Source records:
────────────────────────────────────────
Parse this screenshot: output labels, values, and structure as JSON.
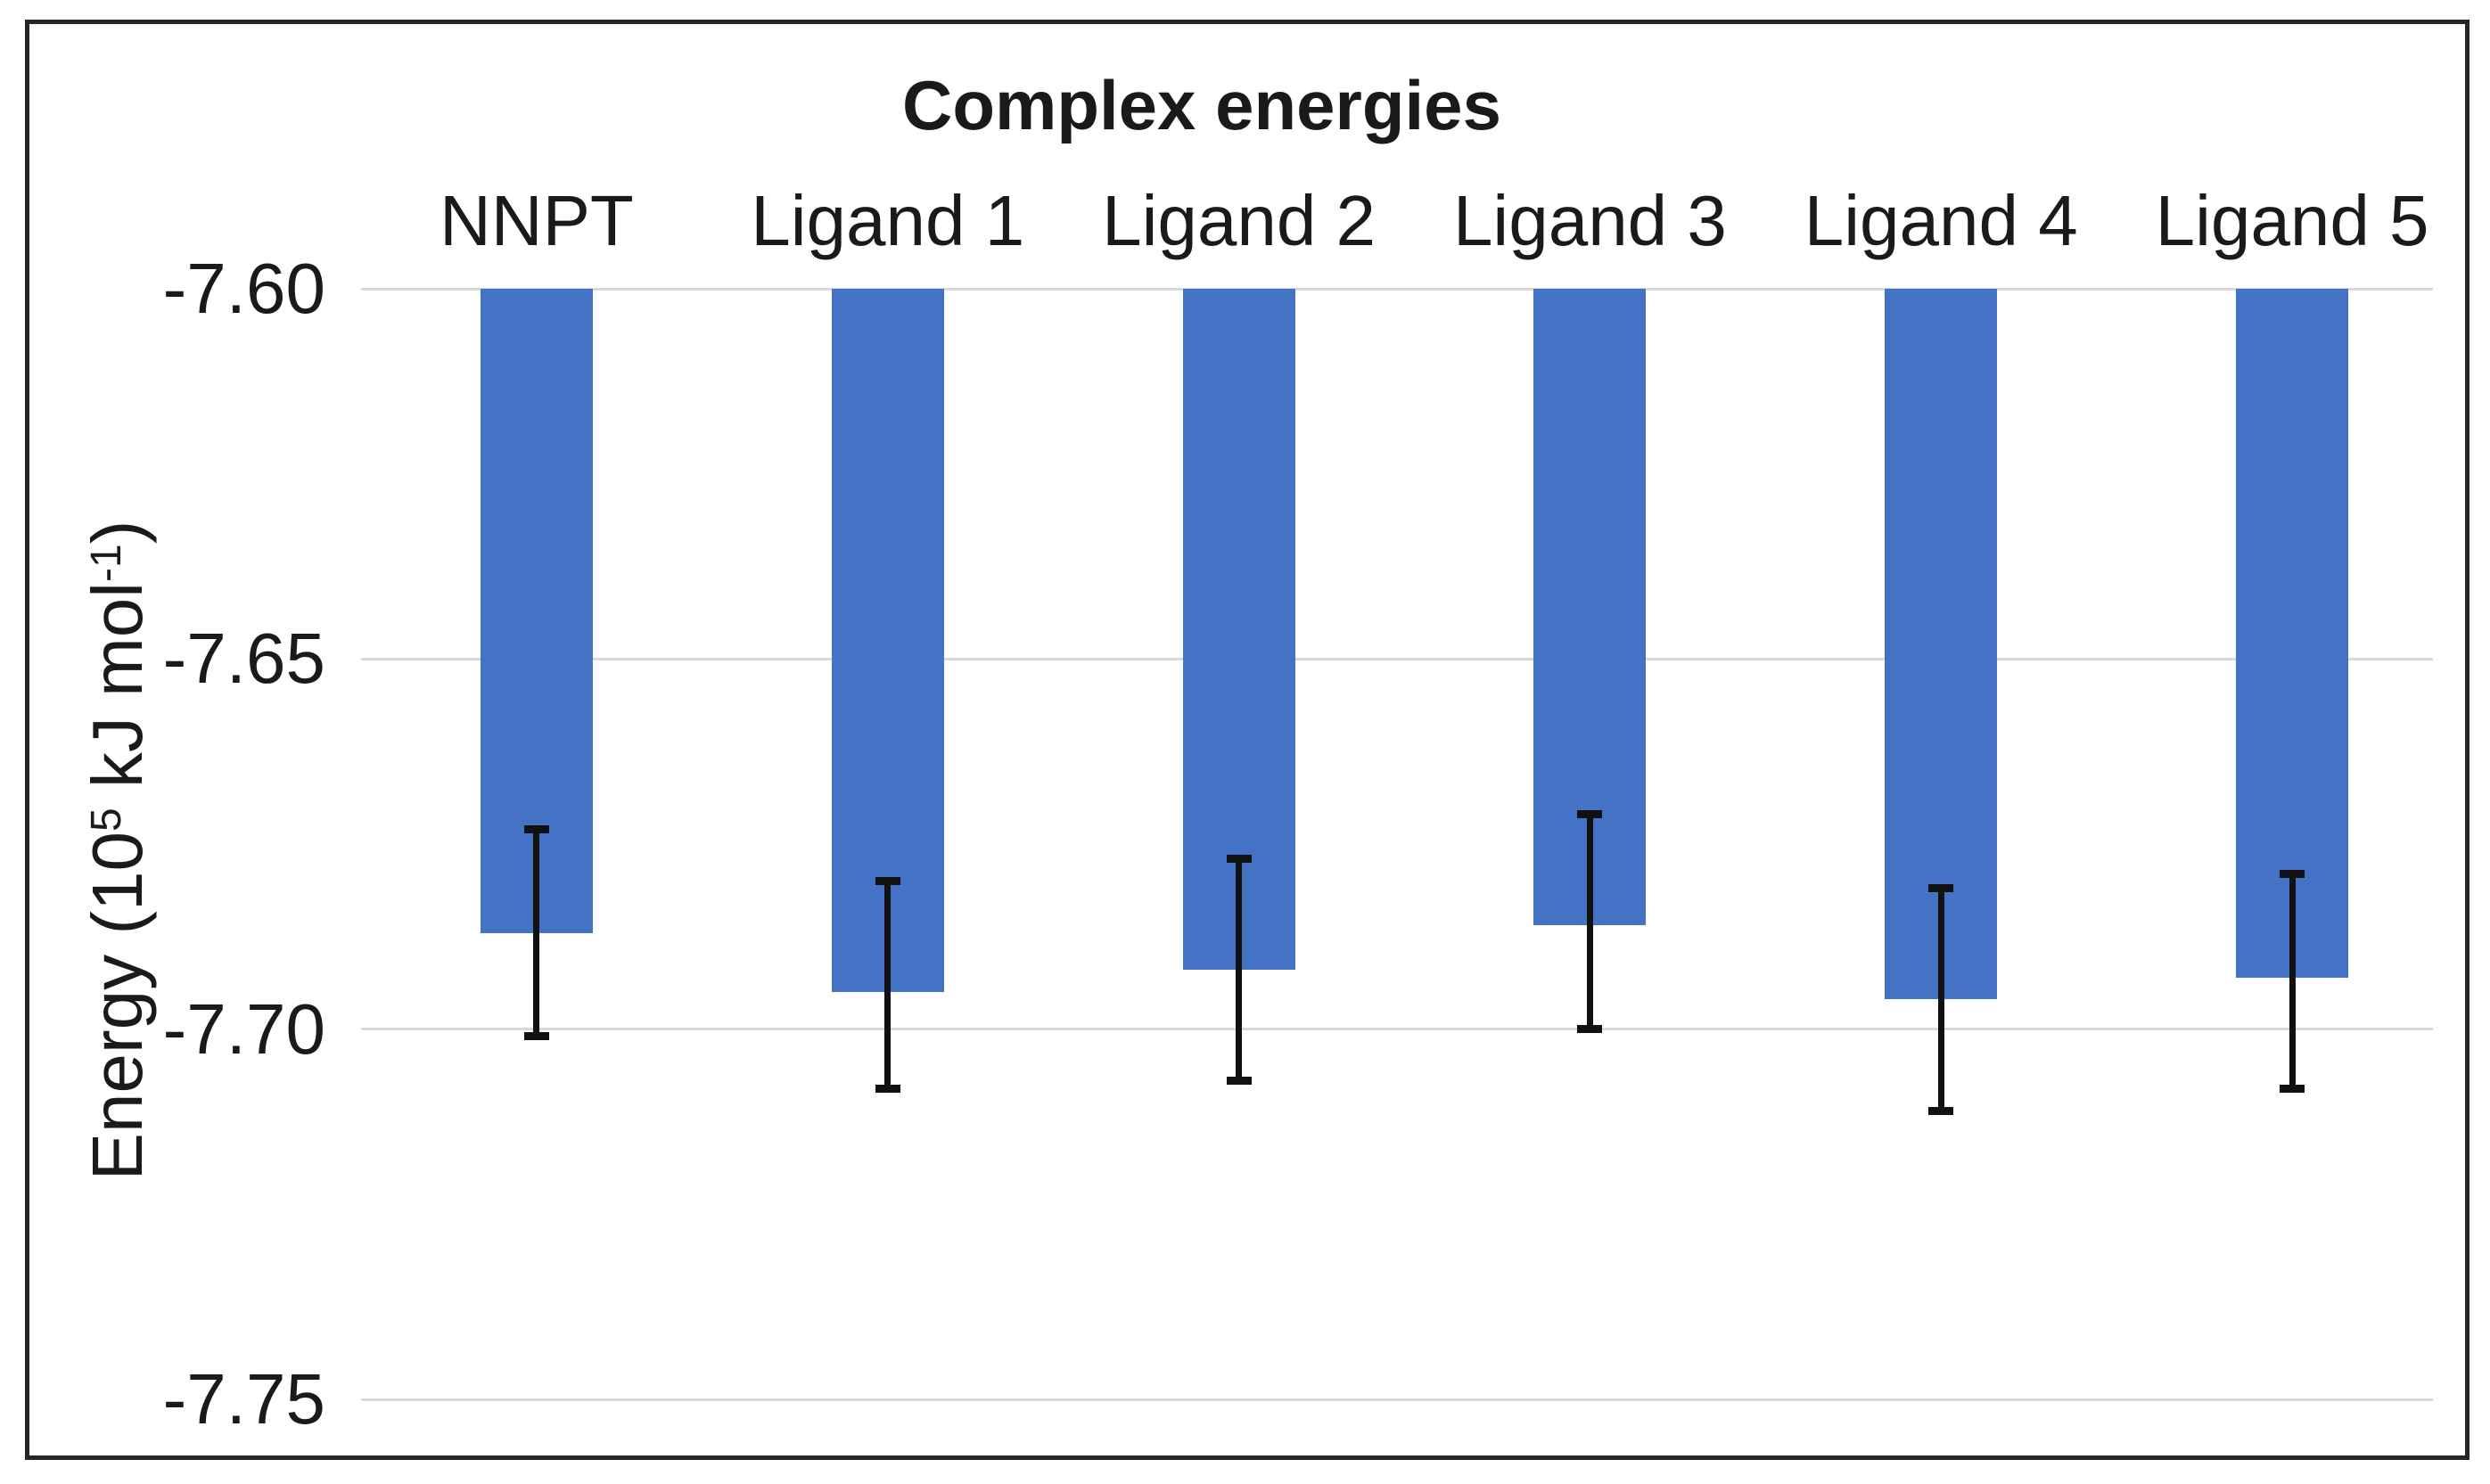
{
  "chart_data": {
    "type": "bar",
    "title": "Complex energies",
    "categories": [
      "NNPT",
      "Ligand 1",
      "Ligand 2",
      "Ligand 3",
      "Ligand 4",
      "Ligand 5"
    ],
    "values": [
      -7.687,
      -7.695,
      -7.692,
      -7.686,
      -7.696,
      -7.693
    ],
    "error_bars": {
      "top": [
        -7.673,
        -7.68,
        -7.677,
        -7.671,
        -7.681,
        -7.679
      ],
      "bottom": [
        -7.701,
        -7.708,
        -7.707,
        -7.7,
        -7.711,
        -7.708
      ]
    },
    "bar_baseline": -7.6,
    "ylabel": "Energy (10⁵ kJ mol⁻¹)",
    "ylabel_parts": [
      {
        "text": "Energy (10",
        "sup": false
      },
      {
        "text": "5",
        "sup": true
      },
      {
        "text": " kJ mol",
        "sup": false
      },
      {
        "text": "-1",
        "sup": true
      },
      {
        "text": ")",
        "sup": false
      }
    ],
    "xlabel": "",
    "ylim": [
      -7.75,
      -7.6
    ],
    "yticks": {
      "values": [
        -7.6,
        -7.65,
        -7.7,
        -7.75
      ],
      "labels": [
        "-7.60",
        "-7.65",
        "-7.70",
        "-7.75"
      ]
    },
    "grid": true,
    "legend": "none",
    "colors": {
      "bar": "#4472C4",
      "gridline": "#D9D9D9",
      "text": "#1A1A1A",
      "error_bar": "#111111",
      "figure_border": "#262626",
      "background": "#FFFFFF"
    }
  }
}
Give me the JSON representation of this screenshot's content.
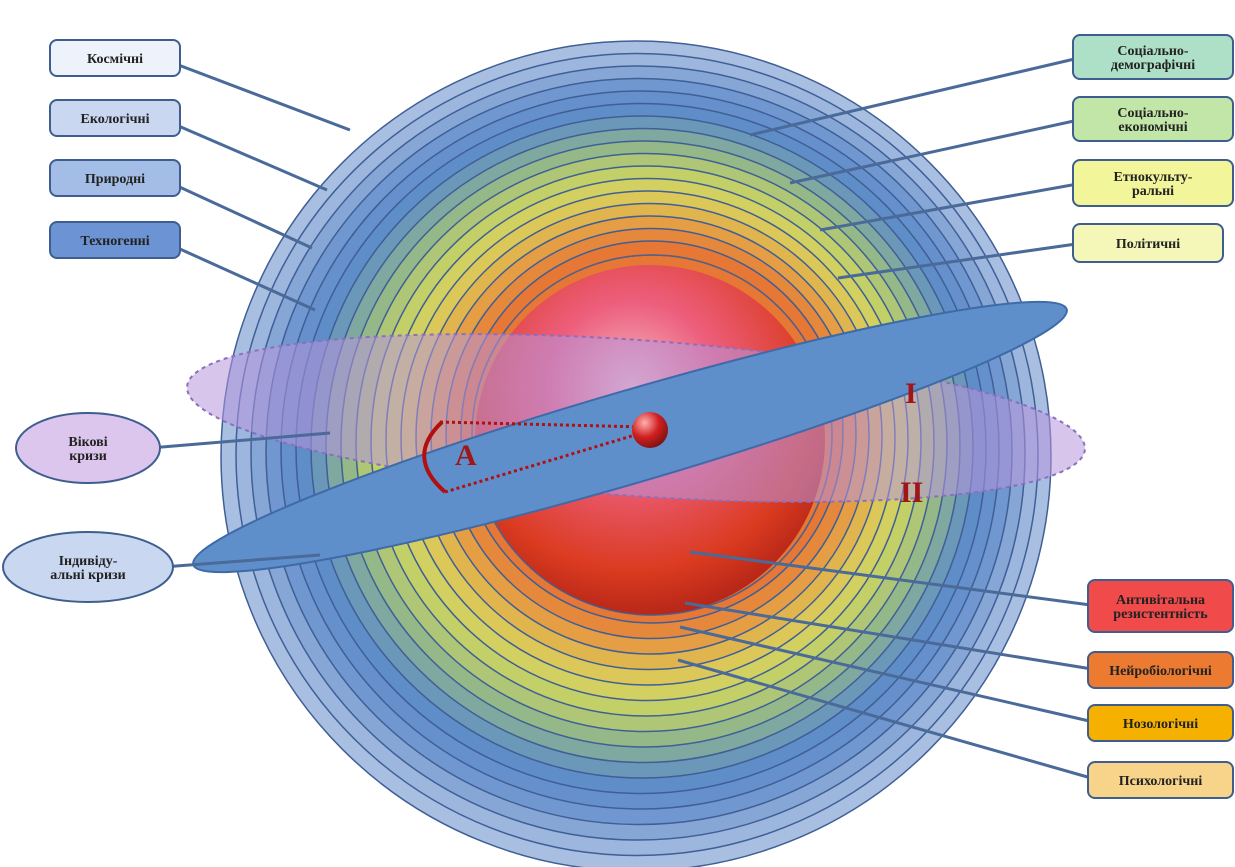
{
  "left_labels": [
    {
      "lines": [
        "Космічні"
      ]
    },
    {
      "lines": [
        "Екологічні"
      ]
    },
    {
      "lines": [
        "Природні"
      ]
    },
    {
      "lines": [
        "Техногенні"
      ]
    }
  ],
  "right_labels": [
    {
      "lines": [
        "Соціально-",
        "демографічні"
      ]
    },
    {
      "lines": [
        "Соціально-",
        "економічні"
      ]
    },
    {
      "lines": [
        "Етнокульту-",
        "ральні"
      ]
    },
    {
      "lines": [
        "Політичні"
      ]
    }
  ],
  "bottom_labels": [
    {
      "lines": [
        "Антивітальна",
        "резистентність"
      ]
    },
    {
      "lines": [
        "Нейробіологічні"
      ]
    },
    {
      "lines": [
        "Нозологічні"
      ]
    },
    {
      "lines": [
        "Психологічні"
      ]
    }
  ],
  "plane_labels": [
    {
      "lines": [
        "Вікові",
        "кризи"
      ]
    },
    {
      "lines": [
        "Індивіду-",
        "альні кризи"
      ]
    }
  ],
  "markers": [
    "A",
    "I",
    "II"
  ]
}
────────────────────────────────────────
Pictures in the records must not appear in the copy; transcribe everything else precisely.

Expected answer:
Parse this screenshot: output labels, values, and structure as JSON.
{
  "chart_data": {
    "type": "bar",
    "title": "Complex energies",
    "categories": [
      "NNPT",
      "Ligand 1",
      "Ligand 2",
      "Ligand 3",
      "Ligand 4",
      "Ligand 5"
    ],
    "values": [
      -7.687,
      -7.695,
      -7.692,
      -7.686,
      -7.696,
      -7.693
    ],
    "error_bars": {
      "top": [
        -7.673,
        -7.68,
        -7.677,
        -7.671,
        -7.681,
        -7.679
      ],
      "bottom": [
        -7.701,
        -7.708,
        -7.707,
        -7.7,
        -7.711,
        -7.708
      ]
    },
    "bar_baseline": -7.6,
    "ylabel": "Energy (10⁵ kJ mol⁻¹)",
    "ylabel_parts": [
      {
        "text": "Energy (10",
        "sup": false
      },
      {
        "text": "5",
        "sup": true
      },
      {
        "text": " kJ mol",
        "sup": false
      },
      {
        "text": "-1",
        "sup": true
      },
      {
        "text": ")",
        "sup": false
      }
    ],
    "xlabel": "",
    "ylim": [
      -7.75,
      -7.6
    ],
    "yticks": {
      "values": [
        -7.6,
        -7.65,
        -7.7,
        -7.75
      ],
      "labels": [
        "-7.60",
        "-7.65",
        "-7.70",
        "-7.75"
      ]
    },
    "grid": true,
    "legend": "none",
    "colors": {
      "bar": "#4472C4",
      "gridline": "#D9D9D9",
      "text": "#1A1A1A",
      "error_bar": "#111111",
      "figure_border": "#262626",
      "background": "#FFFFFF"
    }
  }
}
Give me the JSON representation of this screenshot's content.
{
  "left_labels": [
    {
      "lines": [
        "Космічні"
      ]
    },
    {
      "lines": [
        "Екологічні"
      ]
    },
    {
      "lines": [
        "Природні"
      ]
    },
    {
      "lines": [
        "Техногенні"
      ]
    }
  ],
  "right_labels": [
    {
      "lines": [
        "Соціально-",
        "демографічні"
      ]
    },
    {
      "lines": [
        "Соціально-",
        "економічні"
      ]
    },
    {
      "lines": [
        "Етнокульту-",
        "ральні"
      ]
    },
    {
      "lines": [
        "Політичні"
      ]
    }
  ],
  "bottom_labels": [
    {
      "lines": [
        "Антивітальна",
        "резистентність"
      ]
    },
    {
      "lines": [
        "Нейробіологічні"
      ]
    },
    {
      "lines": [
        "Нозологічні"
      ]
    },
    {
      "lines": [
        "Психологічні"
      ]
    }
  ],
  "plane_labels": [
    {
      "lines": [
        "Вікові",
        "кризи"
      ]
    },
    {
      "lines": [
        "Індивіду-",
        "альні кризи"
      ]
    }
  ],
  "markers": [
    "A",
    "I",
    "II"
  ]
}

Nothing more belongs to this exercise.